[Collection entries]
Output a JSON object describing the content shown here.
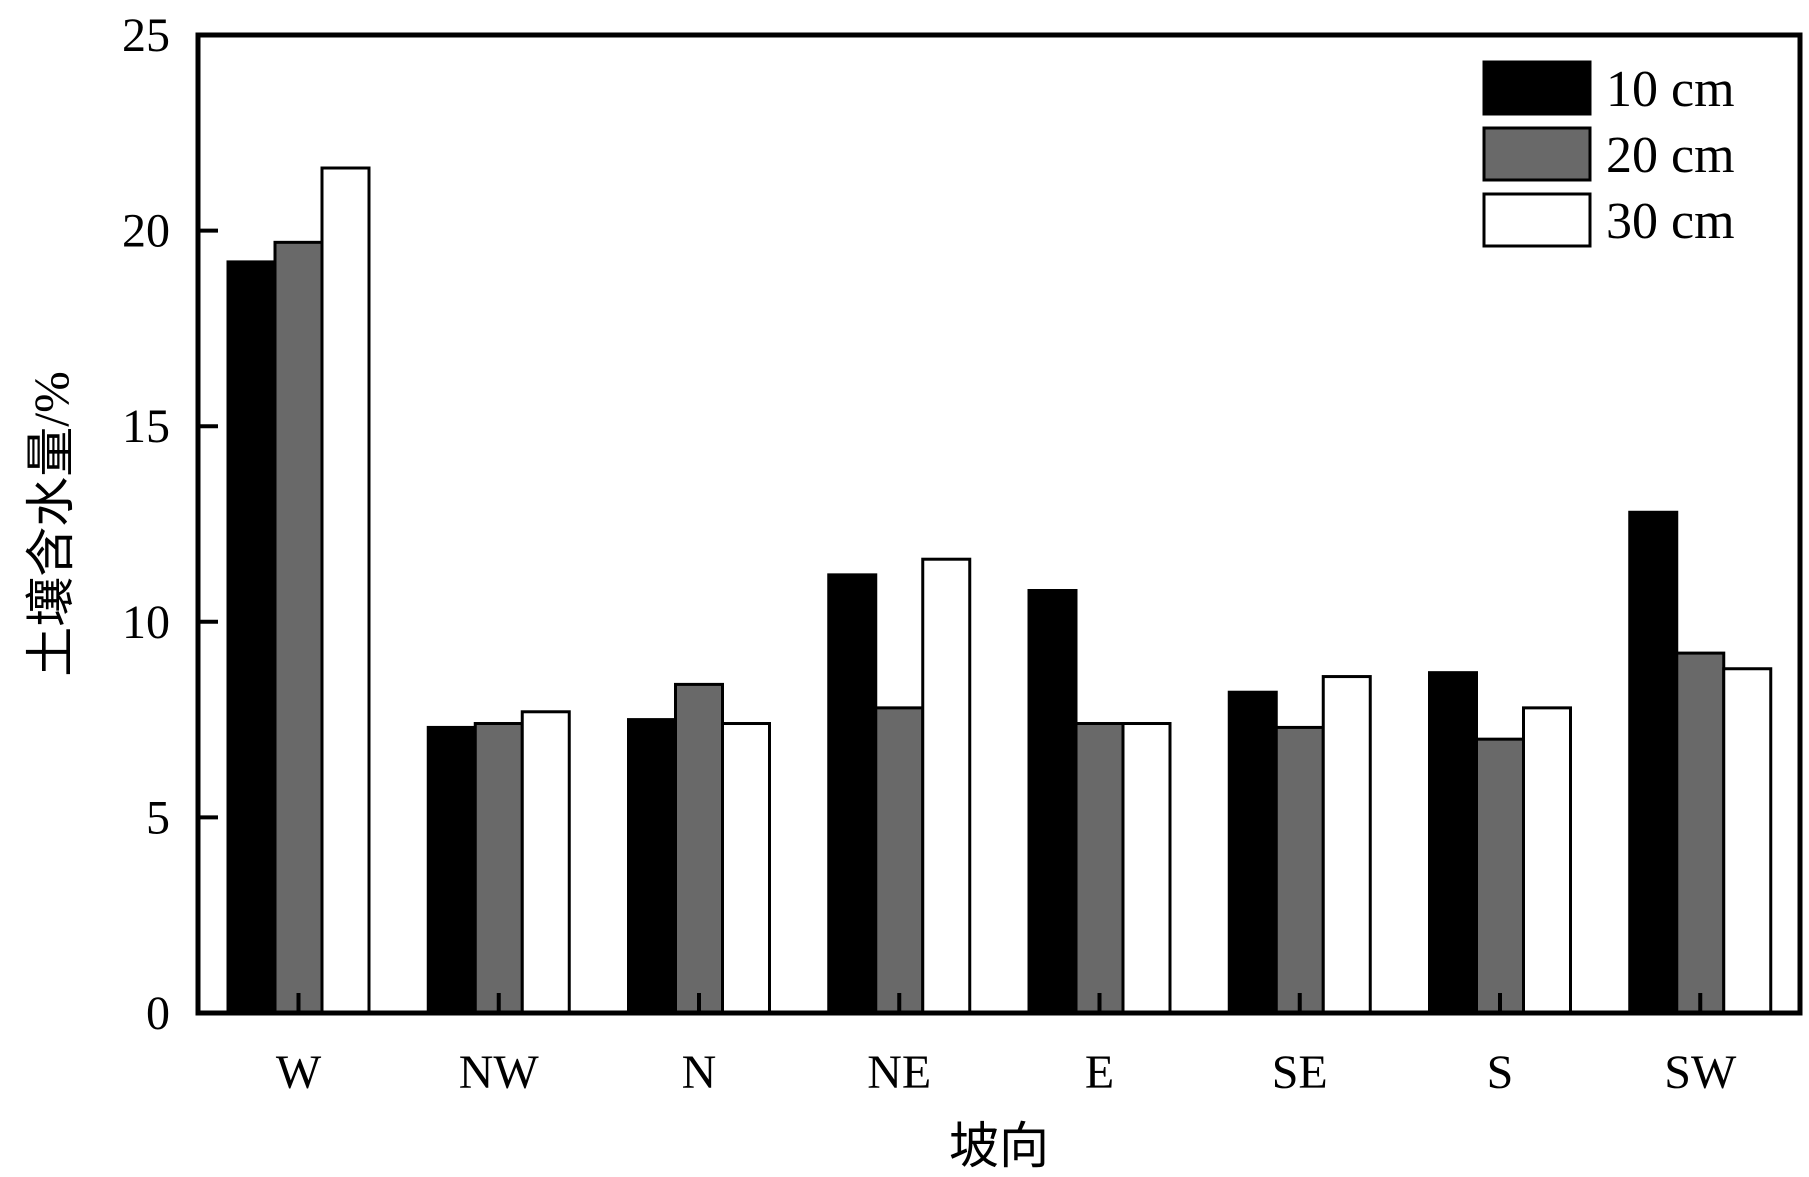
{
  "chart_data": {
    "type": "bar",
    "title": "",
    "xlabel": "坡向",
    "ylabel": "土壤含水量/%",
    "ylim": [
      0,
      25
    ],
    "yticks": [
      0,
      5,
      10,
      15,
      20,
      25
    ],
    "categories": [
      "W",
      "NW",
      "N",
      "NE",
      "E",
      "SE",
      "S",
      "SW"
    ],
    "series": [
      {
        "name": "10 cm",
        "color": "#000000",
        "values": [
          19.2,
          7.3,
          7.5,
          11.2,
          10.8,
          8.2,
          8.7,
          12.8
        ]
      },
      {
        "name": "20 cm",
        "color": "#696969",
        "values": [
          19.7,
          7.4,
          8.4,
          7.8,
          7.4,
          7.3,
          7.0,
          9.2
        ]
      },
      {
        "name": "30 cm",
        "color": "#ffffff",
        "values": [
          21.6,
          7.7,
          7.4,
          11.6,
          7.4,
          8.6,
          7.8,
          8.8
        ]
      }
    ],
    "legend_position": "top-right",
    "grid": false
  }
}
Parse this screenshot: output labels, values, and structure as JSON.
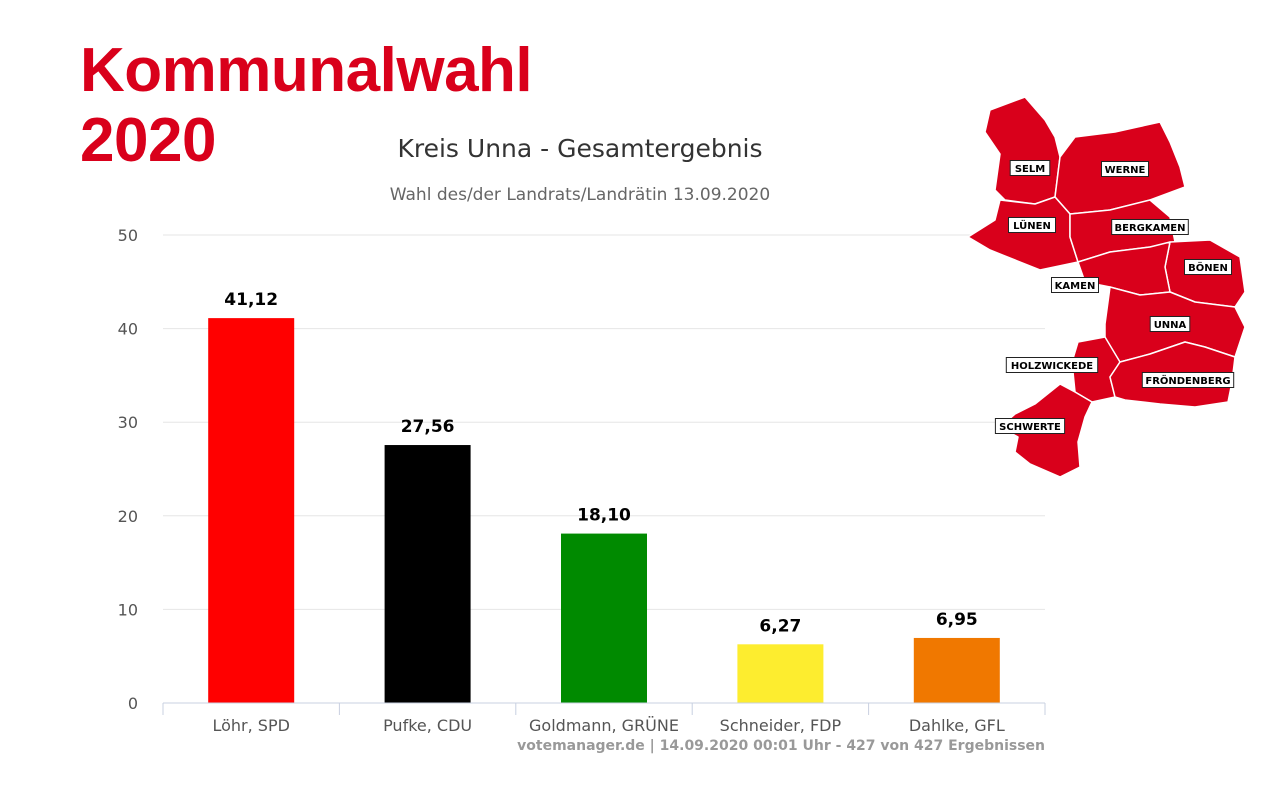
{
  "brand": {
    "line1": "Kommunalwahl",
    "line2": "2020",
    "color": "#d9001b"
  },
  "chart_data": {
    "type": "bar",
    "title": "Kreis Unna - Gesamtergebnis",
    "subtitle": "Wahl des/der Landrats/Landrätin 13.09.2020",
    "categories": [
      "Löhr, SPD",
      "Pufke, CDU",
      "Goldmann, GRÜNE",
      "Schneider, FDP",
      "Dahlke, GFL"
    ],
    "values": [
      41.12,
      27.56,
      18.1,
      6.27,
      6.95
    ],
    "data_labels": [
      "41,12",
      "27,56",
      "18,10",
      "6,27",
      "6,95"
    ],
    "colors": [
      "#ff0000",
      "#000000",
      "#008a00",
      "#fded2f",
      "#f07800"
    ],
    "ylim": [
      0,
      50
    ],
    "yticks": [
      0,
      10,
      20,
      30,
      40,
      50
    ],
    "grid": true,
    "xlabel": "",
    "ylabel": ""
  },
  "source_note": "votemanager.de | 14.09.2020 00:01 Uhr - 427 von 427 Ergebnissen",
  "map": {
    "fill": "#d9001b",
    "labels": [
      "SELM",
      "WERNE",
      "LÜNEN",
      "BERGKAMEN",
      "BÖNEN",
      "KAMEN",
      "UNNA",
      "HOLZWICKEDE",
      "FRÖNDENBERG",
      "SCHWERTE"
    ]
  }
}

• Work instructions:
Give the entries again word for word, but skip the pictures.

• The solution:
Output a JSON object describing the content shown here.
{
  "chart_data": {
    "type": "bar",
    "title": "",
    "xlabel": "坡向",
    "ylabel": "土壤含水量/%",
    "ylim": [
      0,
      25
    ],
    "yticks": [
      0,
      5,
      10,
      15,
      20,
      25
    ],
    "categories": [
      "W",
      "NW",
      "N",
      "NE",
      "E",
      "SE",
      "S",
      "SW"
    ],
    "series": [
      {
        "name": "10 cm",
        "color": "#000000",
        "values": [
          19.2,
          7.3,
          7.5,
          11.2,
          10.8,
          8.2,
          8.7,
          12.8
        ]
      },
      {
        "name": "20 cm",
        "color": "#696969",
        "values": [
          19.7,
          7.4,
          8.4,
          7.8,
          7.4,
          7.3,
          7.0,
          9.2
        ]
      },
      {
        "name": "30 cm",
        "color": "#ffffff",
        "values": [
          21.6,
          7.7,
          7.4,
          11.6,
          7.4,
          8.6,
          7.8,
          8.8
        ]
      }
    ],
    "legend_position": "top-right",
    "grid": false
  }
}
Parse this screenshot: output labels, values, and structure as JSON.
{
  "brand": {
    "line1": "Kommunalwahl",
    "line2": "2020",
    "color": "#d9001b"
  },
  "chart_data": {
    "type": "bar",
    "title": "Kreis Unna - Gesamtergebnis",
    "subtitle": "Wahl des/der Landrats/Landrätin 13.09.2020",
    "categories": [
      "Löhr, SPD",
      "Pufke, CDU",
      "Goldmann, GRÜNE",
      "Schneider, FDP",
      "Dahlke, GFL"
    ],
    "values": [
      41.12,
      27.56,
      18.1,
      6.27,
      6.95
    ],
    "data_labels": [
      "41,12",
      "27,56",
      "18,10",
      "6,27",
      "6,95"
    ],
    "colors": [
      "#ff0000",
      "#000000",
      "#008a00",
      "#fded2f",
      "#f07800"
    ],
    "ylim": [
      0,
      50
    ],
    "yticks": [
      0,
      10,
      20,
      30,
      40,
      50
    ],
    "grid": true,
    "xlabel": "",
    "ylabel": ""
  },
  "source_note": "votemanager.de | 14.09.2020 00:01 Uhr - 427 von 427 Ergebnissen",
  "map": {
    "fill": "#d9001b",
    "labels": [
      "SELM",
      "WERNE",
      "LÜNEN",
      "BERGKAMEN",
      "BÖNEN",
      "KAMEN",
      "UNNA",
      "HOLZWICKEDE",
      "FRÖNDENBERG",
      "SCHWERTE"
    ]
  }
}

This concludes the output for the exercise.